/---

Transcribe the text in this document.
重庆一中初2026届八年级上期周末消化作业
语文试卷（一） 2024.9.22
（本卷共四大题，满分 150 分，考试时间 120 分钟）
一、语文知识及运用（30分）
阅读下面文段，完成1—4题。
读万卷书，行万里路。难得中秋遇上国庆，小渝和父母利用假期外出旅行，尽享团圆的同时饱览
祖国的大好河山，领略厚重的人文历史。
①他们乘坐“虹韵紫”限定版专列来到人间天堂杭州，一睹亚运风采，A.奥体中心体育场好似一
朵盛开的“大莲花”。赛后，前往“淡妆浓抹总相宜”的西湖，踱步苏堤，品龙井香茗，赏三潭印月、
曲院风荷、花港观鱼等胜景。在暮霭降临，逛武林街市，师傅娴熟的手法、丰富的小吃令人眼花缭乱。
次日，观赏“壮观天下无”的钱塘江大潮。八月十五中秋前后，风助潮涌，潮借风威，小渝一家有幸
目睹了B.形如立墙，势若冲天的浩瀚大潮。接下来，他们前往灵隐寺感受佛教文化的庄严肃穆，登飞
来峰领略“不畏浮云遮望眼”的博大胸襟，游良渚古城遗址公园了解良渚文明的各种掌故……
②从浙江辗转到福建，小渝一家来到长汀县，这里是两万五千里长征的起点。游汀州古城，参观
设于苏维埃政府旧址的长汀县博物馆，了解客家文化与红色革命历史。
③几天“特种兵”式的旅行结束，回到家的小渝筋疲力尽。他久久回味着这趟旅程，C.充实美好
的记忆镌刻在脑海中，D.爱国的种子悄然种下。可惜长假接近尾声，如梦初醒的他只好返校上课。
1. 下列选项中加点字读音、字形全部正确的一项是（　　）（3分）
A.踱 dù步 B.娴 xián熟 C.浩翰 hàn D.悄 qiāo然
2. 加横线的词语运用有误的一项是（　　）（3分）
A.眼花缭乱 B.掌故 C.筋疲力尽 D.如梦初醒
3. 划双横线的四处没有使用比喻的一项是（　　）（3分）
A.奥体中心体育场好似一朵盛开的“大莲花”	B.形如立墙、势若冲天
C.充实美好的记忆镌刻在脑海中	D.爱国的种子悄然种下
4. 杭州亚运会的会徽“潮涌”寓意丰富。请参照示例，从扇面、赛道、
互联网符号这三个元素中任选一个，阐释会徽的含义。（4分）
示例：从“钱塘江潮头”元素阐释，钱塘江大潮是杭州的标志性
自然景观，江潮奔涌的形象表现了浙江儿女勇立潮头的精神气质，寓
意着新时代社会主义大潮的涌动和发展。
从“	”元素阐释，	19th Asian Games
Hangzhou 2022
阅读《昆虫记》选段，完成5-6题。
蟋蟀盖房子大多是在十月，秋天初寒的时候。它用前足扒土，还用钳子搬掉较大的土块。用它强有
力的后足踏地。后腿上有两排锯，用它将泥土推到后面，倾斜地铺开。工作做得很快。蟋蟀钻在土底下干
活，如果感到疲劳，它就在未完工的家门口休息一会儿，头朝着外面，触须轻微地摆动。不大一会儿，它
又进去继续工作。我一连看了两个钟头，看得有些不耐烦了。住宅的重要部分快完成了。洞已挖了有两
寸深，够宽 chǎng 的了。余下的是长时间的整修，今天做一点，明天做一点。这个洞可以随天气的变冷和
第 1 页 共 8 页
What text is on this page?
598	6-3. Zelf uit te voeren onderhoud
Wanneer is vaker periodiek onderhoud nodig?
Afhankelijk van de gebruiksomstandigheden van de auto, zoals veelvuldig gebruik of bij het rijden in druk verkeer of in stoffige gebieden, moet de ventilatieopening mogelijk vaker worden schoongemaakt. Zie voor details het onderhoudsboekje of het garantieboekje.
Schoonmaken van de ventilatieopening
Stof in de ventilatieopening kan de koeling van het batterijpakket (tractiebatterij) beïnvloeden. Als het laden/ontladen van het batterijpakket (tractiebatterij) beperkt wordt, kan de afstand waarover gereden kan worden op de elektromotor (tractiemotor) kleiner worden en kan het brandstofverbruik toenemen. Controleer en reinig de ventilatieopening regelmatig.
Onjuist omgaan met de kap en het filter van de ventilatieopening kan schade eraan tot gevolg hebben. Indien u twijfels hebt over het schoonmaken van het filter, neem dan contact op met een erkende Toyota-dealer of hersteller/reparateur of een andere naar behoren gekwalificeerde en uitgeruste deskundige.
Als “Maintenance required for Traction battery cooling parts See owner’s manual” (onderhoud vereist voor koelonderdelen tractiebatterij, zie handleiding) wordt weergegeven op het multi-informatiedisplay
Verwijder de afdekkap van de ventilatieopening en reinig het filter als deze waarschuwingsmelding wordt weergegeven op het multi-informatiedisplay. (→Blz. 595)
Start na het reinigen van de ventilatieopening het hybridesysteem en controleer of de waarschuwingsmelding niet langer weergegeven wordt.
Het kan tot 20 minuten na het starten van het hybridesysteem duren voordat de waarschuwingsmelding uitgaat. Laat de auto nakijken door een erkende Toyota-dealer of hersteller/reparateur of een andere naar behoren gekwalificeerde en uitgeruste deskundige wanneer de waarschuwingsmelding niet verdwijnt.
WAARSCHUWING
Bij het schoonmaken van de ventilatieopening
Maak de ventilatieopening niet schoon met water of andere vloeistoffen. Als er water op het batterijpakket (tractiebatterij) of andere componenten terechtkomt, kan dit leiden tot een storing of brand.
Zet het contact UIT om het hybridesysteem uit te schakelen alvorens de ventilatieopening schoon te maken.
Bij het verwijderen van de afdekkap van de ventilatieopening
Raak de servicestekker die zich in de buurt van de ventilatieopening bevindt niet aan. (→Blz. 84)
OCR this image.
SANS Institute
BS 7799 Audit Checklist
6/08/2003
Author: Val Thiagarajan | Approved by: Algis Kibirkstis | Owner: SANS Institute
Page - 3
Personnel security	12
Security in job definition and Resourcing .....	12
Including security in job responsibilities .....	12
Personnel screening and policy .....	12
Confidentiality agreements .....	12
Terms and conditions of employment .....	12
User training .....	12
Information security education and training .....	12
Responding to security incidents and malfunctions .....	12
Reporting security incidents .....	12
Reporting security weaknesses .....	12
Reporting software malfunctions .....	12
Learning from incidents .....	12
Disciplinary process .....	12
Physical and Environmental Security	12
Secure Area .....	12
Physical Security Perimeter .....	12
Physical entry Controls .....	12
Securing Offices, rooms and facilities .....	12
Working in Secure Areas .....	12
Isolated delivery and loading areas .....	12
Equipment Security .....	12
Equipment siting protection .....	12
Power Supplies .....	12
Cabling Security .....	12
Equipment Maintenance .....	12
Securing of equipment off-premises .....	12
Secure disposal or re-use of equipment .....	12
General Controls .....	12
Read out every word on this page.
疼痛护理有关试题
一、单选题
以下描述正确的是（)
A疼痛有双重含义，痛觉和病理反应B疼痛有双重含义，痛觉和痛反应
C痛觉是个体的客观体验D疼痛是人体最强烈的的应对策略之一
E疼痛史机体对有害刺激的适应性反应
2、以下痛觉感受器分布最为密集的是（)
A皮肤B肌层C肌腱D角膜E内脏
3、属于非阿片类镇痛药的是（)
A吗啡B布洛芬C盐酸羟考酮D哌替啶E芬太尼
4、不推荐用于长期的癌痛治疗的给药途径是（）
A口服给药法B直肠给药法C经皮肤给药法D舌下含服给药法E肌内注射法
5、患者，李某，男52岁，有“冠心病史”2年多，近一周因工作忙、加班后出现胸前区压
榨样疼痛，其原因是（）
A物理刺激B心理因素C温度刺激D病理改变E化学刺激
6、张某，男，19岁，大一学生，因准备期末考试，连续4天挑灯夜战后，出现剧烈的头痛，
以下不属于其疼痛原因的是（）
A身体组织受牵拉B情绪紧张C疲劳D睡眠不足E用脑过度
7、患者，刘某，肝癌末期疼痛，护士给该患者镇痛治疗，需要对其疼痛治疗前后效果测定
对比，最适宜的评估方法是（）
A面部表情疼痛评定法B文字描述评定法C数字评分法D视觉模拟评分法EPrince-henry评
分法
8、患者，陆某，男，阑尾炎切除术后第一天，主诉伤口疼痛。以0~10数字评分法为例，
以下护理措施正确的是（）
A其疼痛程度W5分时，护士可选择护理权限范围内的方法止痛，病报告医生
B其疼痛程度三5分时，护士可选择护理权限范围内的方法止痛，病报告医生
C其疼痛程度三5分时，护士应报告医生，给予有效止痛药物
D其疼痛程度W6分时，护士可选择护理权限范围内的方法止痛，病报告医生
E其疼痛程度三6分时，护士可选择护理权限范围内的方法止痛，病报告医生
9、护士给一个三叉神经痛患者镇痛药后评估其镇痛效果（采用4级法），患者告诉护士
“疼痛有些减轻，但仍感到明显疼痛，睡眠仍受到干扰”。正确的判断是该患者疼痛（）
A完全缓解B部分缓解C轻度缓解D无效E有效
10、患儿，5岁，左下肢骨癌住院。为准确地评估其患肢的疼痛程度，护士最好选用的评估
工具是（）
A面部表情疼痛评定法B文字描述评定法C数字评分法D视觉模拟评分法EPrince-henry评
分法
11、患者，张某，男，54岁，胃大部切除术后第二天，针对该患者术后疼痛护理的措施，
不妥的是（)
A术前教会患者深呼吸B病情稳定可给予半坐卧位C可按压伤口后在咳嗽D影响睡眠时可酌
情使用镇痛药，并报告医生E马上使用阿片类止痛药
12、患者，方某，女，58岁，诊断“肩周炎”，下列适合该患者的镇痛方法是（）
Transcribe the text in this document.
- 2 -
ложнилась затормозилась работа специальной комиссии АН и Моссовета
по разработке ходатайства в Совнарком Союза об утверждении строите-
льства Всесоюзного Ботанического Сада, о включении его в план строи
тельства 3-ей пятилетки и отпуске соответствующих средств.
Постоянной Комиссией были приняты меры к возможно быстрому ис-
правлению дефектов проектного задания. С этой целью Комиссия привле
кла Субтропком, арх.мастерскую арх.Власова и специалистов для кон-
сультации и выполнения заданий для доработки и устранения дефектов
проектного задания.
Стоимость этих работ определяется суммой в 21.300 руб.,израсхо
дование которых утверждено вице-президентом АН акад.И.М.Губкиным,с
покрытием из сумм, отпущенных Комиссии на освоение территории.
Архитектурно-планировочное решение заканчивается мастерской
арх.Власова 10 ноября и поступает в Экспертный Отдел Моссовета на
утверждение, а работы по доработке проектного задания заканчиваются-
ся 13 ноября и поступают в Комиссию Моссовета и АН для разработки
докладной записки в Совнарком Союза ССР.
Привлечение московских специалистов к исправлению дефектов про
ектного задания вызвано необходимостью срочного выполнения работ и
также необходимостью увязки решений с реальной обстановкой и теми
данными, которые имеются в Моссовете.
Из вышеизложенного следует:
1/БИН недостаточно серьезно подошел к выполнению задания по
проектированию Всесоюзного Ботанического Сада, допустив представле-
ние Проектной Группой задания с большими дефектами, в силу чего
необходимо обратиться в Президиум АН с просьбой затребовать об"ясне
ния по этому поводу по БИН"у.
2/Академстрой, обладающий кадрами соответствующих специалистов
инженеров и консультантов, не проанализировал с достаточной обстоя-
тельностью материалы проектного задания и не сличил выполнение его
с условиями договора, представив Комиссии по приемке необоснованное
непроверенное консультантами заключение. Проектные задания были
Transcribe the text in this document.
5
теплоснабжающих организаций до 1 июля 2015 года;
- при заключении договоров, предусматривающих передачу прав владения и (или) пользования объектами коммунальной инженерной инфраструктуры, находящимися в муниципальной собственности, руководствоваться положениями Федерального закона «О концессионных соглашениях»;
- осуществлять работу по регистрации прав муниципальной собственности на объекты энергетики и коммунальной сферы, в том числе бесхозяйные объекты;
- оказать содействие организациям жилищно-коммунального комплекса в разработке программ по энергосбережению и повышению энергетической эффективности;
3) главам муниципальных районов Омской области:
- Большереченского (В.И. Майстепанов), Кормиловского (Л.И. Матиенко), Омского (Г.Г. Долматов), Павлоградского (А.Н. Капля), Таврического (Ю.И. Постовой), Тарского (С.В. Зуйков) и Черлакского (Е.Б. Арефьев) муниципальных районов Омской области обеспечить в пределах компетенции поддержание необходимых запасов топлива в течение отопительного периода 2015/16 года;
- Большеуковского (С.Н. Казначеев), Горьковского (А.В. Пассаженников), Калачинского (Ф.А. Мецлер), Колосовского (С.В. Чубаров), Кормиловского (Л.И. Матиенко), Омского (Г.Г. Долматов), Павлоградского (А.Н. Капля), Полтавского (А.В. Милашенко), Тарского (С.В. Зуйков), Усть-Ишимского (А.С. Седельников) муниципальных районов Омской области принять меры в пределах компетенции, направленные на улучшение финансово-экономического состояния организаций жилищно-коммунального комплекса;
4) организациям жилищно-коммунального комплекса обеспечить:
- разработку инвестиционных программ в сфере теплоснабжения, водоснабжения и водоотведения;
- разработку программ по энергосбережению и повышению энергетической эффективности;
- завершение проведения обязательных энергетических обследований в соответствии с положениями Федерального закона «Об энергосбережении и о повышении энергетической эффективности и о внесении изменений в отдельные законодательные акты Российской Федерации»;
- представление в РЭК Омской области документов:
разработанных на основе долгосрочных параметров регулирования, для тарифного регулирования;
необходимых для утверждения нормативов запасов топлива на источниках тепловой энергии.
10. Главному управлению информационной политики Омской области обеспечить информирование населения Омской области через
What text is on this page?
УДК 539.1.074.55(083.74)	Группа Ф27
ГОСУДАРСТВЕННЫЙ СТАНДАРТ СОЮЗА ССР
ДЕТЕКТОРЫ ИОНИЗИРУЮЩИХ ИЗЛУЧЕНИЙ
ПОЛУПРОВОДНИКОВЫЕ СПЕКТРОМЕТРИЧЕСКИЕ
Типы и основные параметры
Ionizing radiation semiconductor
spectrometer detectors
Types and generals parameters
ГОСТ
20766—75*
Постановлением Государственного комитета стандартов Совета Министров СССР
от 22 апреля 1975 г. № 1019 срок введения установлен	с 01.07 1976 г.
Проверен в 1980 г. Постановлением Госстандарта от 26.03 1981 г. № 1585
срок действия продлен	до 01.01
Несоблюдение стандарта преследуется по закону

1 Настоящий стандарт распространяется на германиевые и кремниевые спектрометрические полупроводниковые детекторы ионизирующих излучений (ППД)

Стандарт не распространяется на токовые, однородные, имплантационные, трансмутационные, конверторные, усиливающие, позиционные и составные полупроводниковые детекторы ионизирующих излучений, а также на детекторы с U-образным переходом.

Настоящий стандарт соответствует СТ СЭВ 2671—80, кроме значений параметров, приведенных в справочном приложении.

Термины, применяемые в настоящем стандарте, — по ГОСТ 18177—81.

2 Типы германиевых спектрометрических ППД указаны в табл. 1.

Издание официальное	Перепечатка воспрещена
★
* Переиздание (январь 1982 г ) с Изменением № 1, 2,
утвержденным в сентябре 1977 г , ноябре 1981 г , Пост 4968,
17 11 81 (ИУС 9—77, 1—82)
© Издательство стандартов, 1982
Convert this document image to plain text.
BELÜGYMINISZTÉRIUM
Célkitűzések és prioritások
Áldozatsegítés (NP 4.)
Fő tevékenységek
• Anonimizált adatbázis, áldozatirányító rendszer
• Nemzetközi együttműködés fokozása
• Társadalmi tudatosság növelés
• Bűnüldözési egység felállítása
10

\---

Work required:
All lines holding the word "afdekkap" should be picked out and copied.

Task output:
Verwijder de afdekkap van de ventilatieopening en reinig het filter als deze waarschuwingsmelding wordt weergegeven op het multi-informatiedisplay. (→Blz. 595)
Bij het verwijderen van de afdekkap van de ventilatieopening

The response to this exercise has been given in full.